(Collected data)
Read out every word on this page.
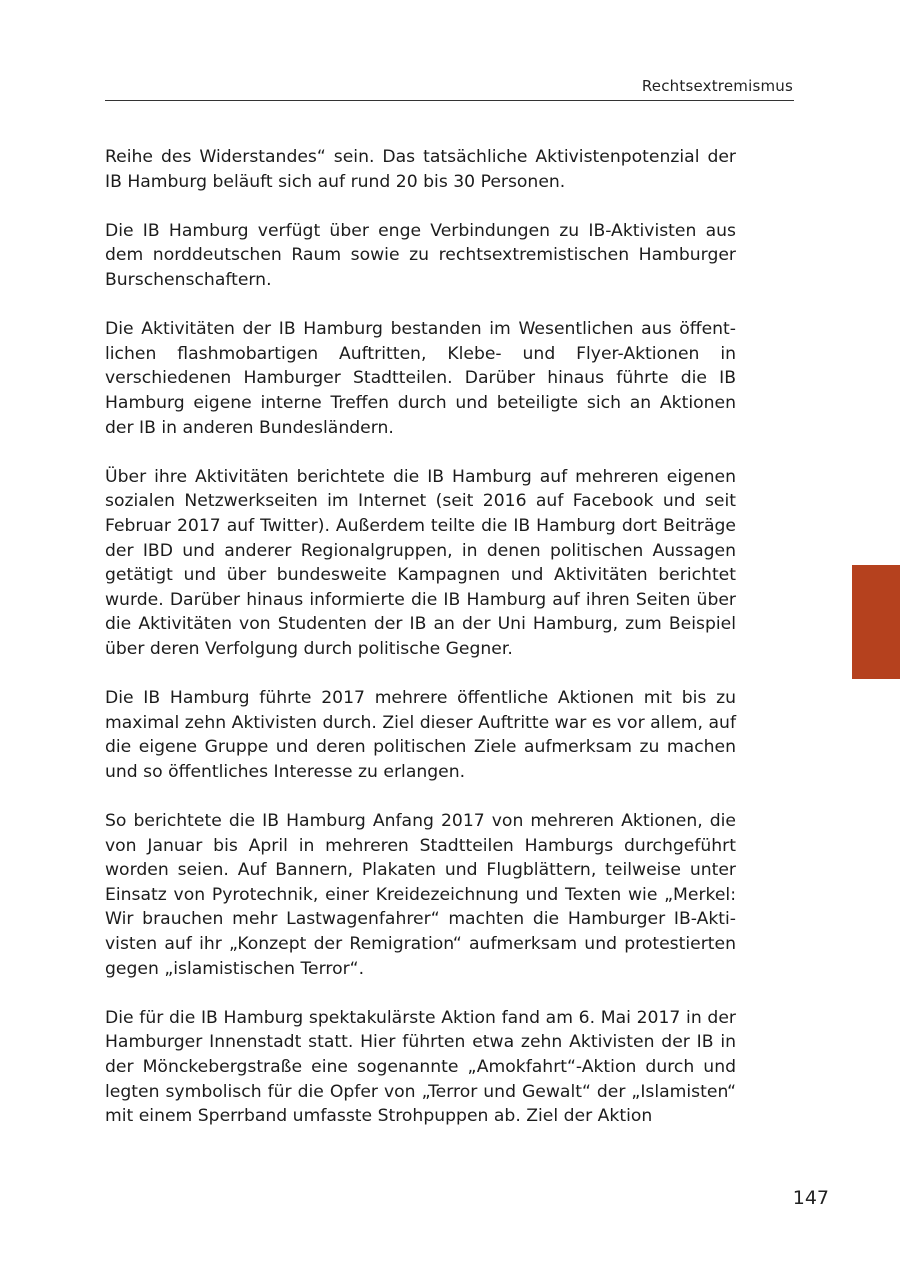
Rechtsextremismus

Reihe des Widerstandes“ sein. Das tatsächliche Aktivistenpotenzial der IB Hamburg beläuft sich auf rund 20 bis 30 Personen.

Die IB Hamburg verfügt über enge Verbindungen zu IB-Aktivisten aus dem norddeutschen Raum sowie zu rechtsextremistischen Hamburger Burschenschaftern.

Die Aktivitäten der IB Hamburg bestanden im Wesentlichen aus öffentlichen flashmobartigen Auftritten, Klebe- und Flyer-Aktionen in verschiedenen Hamburger Stadtteilen. Darüber hinaus führte die IB Hamburg eigene interne Treffen durch und beteiligte sich an Aktionen der IB in anderen Bundesländern.

Über ihre Aktivitäten berichtete die IB Hamburg auf mehreren eigenen sozialen Netzwerkseiten im Internet (seit 2016 auf Facebook und seit Februar 2017 auf Twitter). Außerdem teilte die IB Hamburg dort Beiträge der IBD und anderer Regionalgruppen, in denen politischen Aussagen getätigt und über bundesweite Kampagnen und Aktivitäten berichtet wurde. Darüber hinaus informierte die IB Hamburg auf ihren Seiten über die Aktivitäten von Studenten der IB an der Uni Hamburg, zum Beispiel über deren Verfolgung durch politische Gegner.

Die IB Hamburg führte 2017 mehrere öffentliche Aktionen mit bis zu maximal zehn Aktivisten durch. Ziel dieser Auftritte war es vor allem, auf die eigene Gruppe und deren politischen Ziele aufmerksam zu machen und so öffentliches Interesse zu erlangen.

So berichtete die IB Hamburg Anfang 2017 von mehreren Aktionen, die von Januar bis April in mehreren Stadtteilen Hamburgs durchgeführt worden seien. Auf Bannern, Plakaten und Flugblättern, teilweise unter Einsatz von Pyrotechnik, einer Kreidezeichnung und Texten wie „Merkel: Wir brauchen mehr Lastwagenfahrer“ machten die Hamburger IB-Aktivisten auf ihr „Konzept der Remigration“ aufmerksam und protestierten gegen „islamistischen Terror“.

Die für die IB Hamburg spektakulärste Aktion fand am 6. Mai 2017 in der Hamburger Innenstadt statt. Hier führten etwa zehn Aktivisten der IB in der Mönckebergstraße eine sogenannte „Amokfahrt“-Aktion durch und legten symbolisch für die Opfer von „Terror und Gewalt“ der „Islamisten“ mit einem Sperrband umfasste Strohpuppen ab. Ziel der Aktion

147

> **INSTRUCTIONS TO FOLLOW**:
Please write out all the data again word for word, but not the pictures.

> **SOLUTION FOR THIS PROBLEM**:
Read out every word on this page.
Rechtsextremismus

Reihe des Widerstandes“ sein. Das tatsächliche Aktivistenpotenzial der IB Hamburg beläuft sich auf rund 20 bis 30 Personen.

Die IB Hamburg verfügt über enge Verbindungen zu IB-Aktivisten aus dem norddeutschen Raum sowie zu rechtsextremistischen Hamburger Burschenschaftern.

Die Aktivitäten der IB Hamburg bestanden im Wesentlichen aus öffentlichen flashmobartigen Auftritten, Klebe- und Flyer-Aktionen in verschiedenen Hamburger Stadtteilen. Darüber hinaus führte die IB Hamburg eigene interne Treffen durch und beteiligte sich an Aktionen der IB in anderen Bundesländern.

Über ihre Aktivitäten berichtete die IB Hamburg auf mehreren eigenen sozialen Netzwerkseiten im Internet (seit 2016 auf Facebook und seit Februar 2017 auf Twitter). Außerdem teilte die IB Hamburg dort Beiträge der IBD und anderer Regionalgruppen, in denen politischen Aussagen getätigt und über bundesweite Kampagnen und Aktivitäten berichtet wurde. Darüber hinaus informierte die IB Hamburg auf ihren Seiten über die Aktivitäten von Studenten der IB an der Uni Hamburg, zum Beispiel über deren Verfolgung durch politische Gegner.

Die IB Hamburg führte 2017 mehrere öffentliche Aktionen mit bis zu maximal zehn Aktivisten durch. Ziel dieser Auftritte war es vor allem, auf die eigene Gruppe und deren politischen Ziele aufmerksam zu machen und so öffentliches Interesse zu erlangen.

So berichtete die IB Hamburg Anfang 2017 von mehreren Aktionen, die von Januar bis April in mehreren Stadtteilen Hamburgs durchgeführt worden seien. Auf Bannern, Plakaten und Flugblättern, teilweise unter Einsatz von Pyrotechnik, einer Kreidezeichnung und Texten wie „Merkel: Wir brauchen mehr Lastwagenfahrer“ machten die Hamburger IB-Aktivisten auf ihr „Konzept der Remigration“ aufmerksam und protestierten gegen „islamistischen Terror“.

Die für die IB Hamburg spektakulärste Aktion fand am 6. Mai 2017 in der Hamburger Innenstadt statt. Hier führten etwa zehn Aktivisten der IB in der Mönckebergstraße eine sogenannte „Amokfahrt“-Aktion durch und legten symbolisch für die Opfer von „Terror und Gewalt“ der „Islamisten“ mit einem Sperrband umfasste Strohpuppen ab. Ziel der Aktion

147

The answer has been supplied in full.